## Stated goal
From the entries below, copy every line that holds the word "placeholder".

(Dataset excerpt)
>>

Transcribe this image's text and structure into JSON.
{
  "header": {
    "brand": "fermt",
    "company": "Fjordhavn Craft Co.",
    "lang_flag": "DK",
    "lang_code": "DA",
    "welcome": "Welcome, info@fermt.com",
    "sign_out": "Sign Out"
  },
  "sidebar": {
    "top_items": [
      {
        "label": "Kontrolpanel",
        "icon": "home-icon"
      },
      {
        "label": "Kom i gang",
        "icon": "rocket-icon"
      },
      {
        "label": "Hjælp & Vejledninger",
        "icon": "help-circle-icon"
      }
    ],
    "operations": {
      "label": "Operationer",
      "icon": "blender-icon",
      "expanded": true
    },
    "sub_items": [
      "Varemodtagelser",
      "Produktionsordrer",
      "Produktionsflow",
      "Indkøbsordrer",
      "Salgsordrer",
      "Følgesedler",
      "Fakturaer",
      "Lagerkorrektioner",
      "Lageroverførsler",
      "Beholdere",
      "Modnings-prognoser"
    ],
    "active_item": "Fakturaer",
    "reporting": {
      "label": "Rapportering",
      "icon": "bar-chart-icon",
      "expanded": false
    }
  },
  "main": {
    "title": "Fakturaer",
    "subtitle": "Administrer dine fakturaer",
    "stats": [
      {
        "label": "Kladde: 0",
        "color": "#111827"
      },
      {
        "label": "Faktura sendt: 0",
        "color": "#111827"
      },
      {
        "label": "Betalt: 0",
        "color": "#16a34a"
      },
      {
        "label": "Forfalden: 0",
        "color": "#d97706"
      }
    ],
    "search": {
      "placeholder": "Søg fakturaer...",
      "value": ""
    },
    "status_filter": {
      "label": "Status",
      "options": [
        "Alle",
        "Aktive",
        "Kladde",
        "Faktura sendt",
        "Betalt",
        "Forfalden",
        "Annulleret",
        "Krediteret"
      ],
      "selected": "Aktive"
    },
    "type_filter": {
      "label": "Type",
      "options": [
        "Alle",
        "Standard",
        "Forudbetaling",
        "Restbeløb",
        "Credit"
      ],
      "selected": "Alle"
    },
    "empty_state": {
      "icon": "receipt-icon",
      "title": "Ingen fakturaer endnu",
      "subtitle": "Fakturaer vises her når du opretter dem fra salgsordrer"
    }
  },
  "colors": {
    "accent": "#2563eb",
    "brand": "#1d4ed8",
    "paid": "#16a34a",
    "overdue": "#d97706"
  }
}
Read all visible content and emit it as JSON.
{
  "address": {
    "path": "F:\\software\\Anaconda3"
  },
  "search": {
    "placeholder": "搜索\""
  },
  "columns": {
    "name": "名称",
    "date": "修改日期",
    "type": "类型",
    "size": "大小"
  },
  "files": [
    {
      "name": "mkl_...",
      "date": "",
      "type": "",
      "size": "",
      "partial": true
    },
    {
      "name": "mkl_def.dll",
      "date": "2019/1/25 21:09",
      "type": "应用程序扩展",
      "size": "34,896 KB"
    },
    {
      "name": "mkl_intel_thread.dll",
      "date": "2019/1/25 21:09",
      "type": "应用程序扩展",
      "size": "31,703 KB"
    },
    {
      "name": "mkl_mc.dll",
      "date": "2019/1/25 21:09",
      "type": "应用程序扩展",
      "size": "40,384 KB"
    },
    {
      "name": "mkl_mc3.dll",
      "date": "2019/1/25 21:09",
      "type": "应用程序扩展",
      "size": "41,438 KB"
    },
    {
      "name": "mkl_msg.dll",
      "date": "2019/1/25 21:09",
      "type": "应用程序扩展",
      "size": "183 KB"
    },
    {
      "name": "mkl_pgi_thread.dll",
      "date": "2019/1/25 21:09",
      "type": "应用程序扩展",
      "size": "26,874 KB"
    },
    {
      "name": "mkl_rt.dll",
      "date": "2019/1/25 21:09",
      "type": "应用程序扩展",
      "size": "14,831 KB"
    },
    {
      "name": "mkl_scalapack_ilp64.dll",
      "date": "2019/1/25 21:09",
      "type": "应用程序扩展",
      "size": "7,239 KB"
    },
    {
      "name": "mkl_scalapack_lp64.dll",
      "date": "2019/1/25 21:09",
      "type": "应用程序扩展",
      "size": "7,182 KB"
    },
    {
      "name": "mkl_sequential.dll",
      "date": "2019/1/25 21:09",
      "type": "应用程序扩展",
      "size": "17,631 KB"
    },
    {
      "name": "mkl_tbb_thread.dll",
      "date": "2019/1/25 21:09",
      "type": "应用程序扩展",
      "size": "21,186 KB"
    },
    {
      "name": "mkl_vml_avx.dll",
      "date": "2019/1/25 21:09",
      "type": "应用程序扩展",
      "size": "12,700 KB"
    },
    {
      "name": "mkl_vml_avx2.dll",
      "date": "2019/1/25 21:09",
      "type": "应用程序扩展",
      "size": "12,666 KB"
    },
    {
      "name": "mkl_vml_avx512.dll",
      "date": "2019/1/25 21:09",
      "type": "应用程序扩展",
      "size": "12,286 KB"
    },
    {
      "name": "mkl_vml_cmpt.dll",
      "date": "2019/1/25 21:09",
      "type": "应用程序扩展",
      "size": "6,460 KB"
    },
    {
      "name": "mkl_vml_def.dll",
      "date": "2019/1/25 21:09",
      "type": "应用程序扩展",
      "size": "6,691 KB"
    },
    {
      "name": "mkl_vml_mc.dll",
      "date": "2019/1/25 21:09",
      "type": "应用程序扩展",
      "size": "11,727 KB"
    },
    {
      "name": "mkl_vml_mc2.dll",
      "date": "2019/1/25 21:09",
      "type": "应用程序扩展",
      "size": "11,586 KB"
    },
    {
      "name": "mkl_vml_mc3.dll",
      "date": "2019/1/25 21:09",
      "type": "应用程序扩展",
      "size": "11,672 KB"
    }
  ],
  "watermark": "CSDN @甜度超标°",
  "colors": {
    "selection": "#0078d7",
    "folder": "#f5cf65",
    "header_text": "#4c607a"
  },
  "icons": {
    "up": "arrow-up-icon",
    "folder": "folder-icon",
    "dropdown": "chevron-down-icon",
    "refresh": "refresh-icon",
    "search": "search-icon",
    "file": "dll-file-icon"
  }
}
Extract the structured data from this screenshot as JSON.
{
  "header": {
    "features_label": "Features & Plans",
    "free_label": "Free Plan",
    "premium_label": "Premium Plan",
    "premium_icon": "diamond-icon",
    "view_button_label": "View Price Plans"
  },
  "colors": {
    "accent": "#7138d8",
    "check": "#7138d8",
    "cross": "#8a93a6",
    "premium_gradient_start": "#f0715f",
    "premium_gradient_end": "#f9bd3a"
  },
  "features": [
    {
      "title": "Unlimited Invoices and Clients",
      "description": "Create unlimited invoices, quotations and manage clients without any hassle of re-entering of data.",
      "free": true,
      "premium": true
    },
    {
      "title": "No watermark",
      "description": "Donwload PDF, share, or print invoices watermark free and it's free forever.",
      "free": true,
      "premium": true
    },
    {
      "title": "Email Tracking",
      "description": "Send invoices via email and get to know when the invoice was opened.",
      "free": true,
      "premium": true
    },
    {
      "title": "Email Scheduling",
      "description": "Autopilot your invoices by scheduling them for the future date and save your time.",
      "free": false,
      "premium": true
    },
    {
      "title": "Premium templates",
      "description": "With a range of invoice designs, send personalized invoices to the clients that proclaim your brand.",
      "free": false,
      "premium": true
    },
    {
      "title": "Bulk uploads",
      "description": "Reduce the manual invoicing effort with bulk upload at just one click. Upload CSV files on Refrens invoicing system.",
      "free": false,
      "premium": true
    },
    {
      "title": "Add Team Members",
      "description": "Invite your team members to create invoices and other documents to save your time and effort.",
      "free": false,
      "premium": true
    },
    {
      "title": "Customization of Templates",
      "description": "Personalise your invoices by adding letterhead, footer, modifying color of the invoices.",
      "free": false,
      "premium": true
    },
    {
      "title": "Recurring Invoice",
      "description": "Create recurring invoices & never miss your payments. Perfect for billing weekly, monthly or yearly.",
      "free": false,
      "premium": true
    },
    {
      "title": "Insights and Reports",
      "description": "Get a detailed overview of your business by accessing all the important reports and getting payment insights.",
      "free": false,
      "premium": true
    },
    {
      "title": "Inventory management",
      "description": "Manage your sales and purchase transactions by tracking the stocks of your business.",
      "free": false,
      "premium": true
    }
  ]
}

<<

## Solution for this task
      "placeholder": "Søg fakturaer...",
    "placeholder": "搜索\""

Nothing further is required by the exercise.